*Material shown*:
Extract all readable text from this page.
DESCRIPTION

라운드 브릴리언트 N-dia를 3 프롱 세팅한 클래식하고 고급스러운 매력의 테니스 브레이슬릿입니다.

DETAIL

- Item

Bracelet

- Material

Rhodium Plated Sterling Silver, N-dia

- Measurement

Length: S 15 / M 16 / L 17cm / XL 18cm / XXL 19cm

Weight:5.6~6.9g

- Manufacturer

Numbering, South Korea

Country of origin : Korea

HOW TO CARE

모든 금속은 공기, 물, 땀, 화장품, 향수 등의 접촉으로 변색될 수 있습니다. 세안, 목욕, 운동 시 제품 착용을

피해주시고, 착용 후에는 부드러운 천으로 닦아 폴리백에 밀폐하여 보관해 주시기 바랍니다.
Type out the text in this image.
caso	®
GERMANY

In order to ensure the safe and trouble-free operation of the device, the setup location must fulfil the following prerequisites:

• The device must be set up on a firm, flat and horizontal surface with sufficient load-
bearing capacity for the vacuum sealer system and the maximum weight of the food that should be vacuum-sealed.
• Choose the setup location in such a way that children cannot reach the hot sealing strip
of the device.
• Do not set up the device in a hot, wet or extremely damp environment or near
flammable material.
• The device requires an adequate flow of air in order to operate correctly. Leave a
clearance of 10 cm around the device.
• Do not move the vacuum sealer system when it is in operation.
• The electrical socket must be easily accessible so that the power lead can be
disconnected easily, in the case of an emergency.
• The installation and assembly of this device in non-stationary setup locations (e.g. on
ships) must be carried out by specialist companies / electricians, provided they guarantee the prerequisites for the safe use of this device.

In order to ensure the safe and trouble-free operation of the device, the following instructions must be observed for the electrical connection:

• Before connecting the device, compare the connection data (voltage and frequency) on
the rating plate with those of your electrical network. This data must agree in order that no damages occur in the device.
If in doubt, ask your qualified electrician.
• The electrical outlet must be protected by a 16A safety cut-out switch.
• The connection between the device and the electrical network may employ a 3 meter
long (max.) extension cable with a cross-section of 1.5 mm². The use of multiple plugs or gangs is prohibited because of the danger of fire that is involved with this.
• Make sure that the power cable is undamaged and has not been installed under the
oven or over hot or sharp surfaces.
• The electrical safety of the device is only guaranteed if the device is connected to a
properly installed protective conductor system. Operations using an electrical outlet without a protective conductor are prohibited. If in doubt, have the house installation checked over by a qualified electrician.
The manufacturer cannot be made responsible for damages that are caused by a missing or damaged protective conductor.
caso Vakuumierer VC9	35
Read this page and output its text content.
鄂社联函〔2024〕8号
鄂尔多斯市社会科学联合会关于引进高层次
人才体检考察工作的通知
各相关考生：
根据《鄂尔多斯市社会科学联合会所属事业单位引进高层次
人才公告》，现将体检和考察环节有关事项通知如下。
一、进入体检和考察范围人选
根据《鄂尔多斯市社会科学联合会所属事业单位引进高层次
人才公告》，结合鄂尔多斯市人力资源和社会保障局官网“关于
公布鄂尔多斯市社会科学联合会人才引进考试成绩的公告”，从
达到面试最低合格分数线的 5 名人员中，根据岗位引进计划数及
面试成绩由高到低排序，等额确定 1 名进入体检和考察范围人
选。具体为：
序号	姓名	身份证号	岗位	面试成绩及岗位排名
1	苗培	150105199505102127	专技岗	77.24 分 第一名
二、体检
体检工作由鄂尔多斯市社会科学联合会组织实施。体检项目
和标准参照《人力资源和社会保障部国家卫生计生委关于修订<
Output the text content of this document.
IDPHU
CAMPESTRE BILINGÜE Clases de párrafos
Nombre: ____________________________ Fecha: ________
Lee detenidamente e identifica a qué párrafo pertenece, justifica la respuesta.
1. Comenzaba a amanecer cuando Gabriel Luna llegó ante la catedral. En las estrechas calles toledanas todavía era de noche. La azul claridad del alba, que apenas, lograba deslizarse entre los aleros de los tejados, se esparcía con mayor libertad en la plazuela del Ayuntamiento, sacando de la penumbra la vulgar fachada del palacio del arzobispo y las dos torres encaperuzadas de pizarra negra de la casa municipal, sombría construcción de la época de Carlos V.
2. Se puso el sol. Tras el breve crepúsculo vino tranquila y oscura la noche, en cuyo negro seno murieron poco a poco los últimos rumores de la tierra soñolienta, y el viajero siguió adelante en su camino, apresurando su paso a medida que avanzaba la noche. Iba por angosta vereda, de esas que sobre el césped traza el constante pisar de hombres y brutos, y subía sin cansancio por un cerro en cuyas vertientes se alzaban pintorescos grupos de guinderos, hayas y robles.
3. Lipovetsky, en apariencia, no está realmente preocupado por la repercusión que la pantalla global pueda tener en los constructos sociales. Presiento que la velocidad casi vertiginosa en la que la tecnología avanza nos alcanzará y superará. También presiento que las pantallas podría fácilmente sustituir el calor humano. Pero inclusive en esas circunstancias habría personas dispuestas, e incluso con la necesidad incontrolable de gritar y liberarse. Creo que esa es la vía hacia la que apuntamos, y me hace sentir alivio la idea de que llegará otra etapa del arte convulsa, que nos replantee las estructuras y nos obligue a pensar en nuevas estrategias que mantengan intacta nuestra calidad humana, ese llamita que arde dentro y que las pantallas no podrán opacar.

*Requirements*: Print every record above exactly as written.

*Answer for this exercise*:
Extract all readable text from this page.
DESCRIPTION

라운드 브릴리언트 N-dia를 3 프롱 세팅한 클래식하고 고급스러운 매력의 테니스 브레이슬릿입니다.

DETAIL

- Item

Bracelet

- Material

Rhodium Plated Sterling Silver, N-dia

- Measurement

Length: S 15 / M 16 / L 17cm / XL 18cm / XXL 19cm

Weight:5.6~6.9g

- Manufacturer

Numbering, South Korea

Country of origin : Korea

HOW TO CARE

모든 금속은 공기, 물, 땀, 화장품, 향수 등의 접촉으로 변색될 수 있습니다. 세안, 목욕, 운동 시 제품 착용을

피해주시고, 착용 후에는 부드러운 천으로 닦아 폴리백에 밀폐하여 보관해 주시기 바랍니다.
Type out the text in this image.
caso	®
GERMANY

In order to ensure the safe and trouble-free operation of the device, the setup location must fulfil the following prerequisites:

• The device must be set up on a firm, flat and horizontal surface with sufficient load-
bearing capacity for the vacuum sealer system and the maximum weight of the food that should be vacuum-sealed.
• Choose the setup location in such a way that children cannot reach the hot sealing strip
of the device.
• Do not set up the device in a hot, wet or extremely damp environment or near
flammable material.
• The device requires an adequate flow of air in order to operate correctly. Leave a
clearance of 10 cm around the device.
• Do not move the vacuum sealer system when it is in operation.
• The electrical socket must be easily accessible so that the power lead can be
disconnected easily, in the case of an emergency.
• The installation and assembly of this device in non-stationary setup locations (e.g. on
ships) must be carried out by specialist companies / electricians, provided they guarantee the prerequisites for the safe use of this device.

In order to ensure the safe and trouble-free operation of the device, the following instructions must be observed for the electrical connection:

• Before connecting the device, compare the connection data (voltage and frequency) on
the rating plate with those of your electrical network. This data must agree in order that no damages occur in the device.
If in doubt, ask your qualified electrician.
• The electrical outlet must be protected by a 16A safety cut-out switch.
• The connection between the device and the electrical network may employ a 3 meter
long (max.) extension cable with a cross-section of 1.5 mm². The use of multiple plugs or gangs is prohibited because of the danger of fire that is involved with this.
• Make sure that the power cable is undamaged and has not been installed under the
oven or over hot or sharp surfaces.
• The electrical safety of the device is only guaranteed if the device is connected to a
properly installed protective conductor system. Operations using an electrical outlet without a protective conductor are prohibited. If in doubt, have the house installation checked over by a qualified electrician.
The manufacturer cannot be made responsible for damages that are caused by a missing or damaged protective conductor.
caso Vakuumierer VC9	35
Read this page and output its text content.
鄂社联函〔2024〕8号
鄂尔多斯市社会科学联合会关于引进高层次
人才体检考察工作的通知
各相关考生：
根据《鄂尔多斯市社会科学联合会所属事业单位引进高层次
人才公告》，现将体检和考察环节有关事项通知如下。
一、进入体检和考察范围人选
根据《鄂尔多斯市社会科学联合会所属事业单位引进高层次
人才公告》，结合鄂尔多斯市人力资源和社会保障局官网“关于
公布鄂尔多斯市社会科学联合会人才引进考试成绩的公告”，从
达到面试最低合格分数线的 5 名人员中，根据岗位引进计划数及
面试成绩由高到低排序，等额确定 1 名进入体检和考察范围人
选。具体为：
序号	姓名	身份证号	岗位	面试成绩及岗位排名
1	苗培	150105199505102127	专技岗	77.24 分 第一名
二、体检
体检工作由鄂尔多斯市社会科学联合会组织实施。体检项目
和标准参照《人力资源和社会保障部国家卫生计生委关于修订<
Output the text content of this document.
IDPHU
CAMPESTRE BILINGÜE Clases de párrafos
Nombre: ____________________________ Fecha: ________
Lee detenidamente e identifica a qué párrafo pertenece, justifica la respuesta.
1. Comenzaba a amanecer cuando Gabriel Luna llegó ante la catedral. En las estrechas calles toledanas todavía era de noche. La azul claridad del alba, que apenas, lograba deslizarse entre los aleros de los tejados, se esparcía con mayor libertad en la plazuela del Ayuntamiento, sacando de la penumbra la vulgar fachada del palacio del arzobispo y las dos torres encaperuzadas de pizarra negra de la casa municipal, sombría construcción de la época de Carlos V.
2. Se puso el sol. Tras el breve crepúsculo vino tranquila y oscura la noche, en cuyo negro seno murieron poco a poco los últimos rumores de la tierra soñolienta, y el viajero siguió adelante en su camino, apresurando su paso a medida que avanzaba la noche. Iba por angosta vereda, de esas que sobre el césped traza el constante pisar de hombres y brutos, y subía sin cansancio por un cerro en cuyas vertientes se alzaban pintorescos grupos de guinderos, hayas y robles.
3. Lipovetsky, en apariencia, no está realmente preocupado por la repercusión que la pantalla global pueda tener en los constructos sociales. Presiento que la velocidad casi vertiginosa en la que la tecnología avanza nos alcanzará y superará. También presiento que las pantallas podría fácilmente sustituir el calor humano. Pero inclusive en esas circunstancias habría personas dispuestas, e incluso con la necesidad incontrolable de gritar y liberarse. Creo que esa es la vía hacia la que apuntamos, y me hace sentir alivio la idea de que llegará otra etapa del arte convulsa, que nos replantee las estructuras y nos obligue a pensar en nuevas estrategias que mantengan intacta nuestra calidad humana, ese llamita que arde dentro y que las pantallas no podrán opacar.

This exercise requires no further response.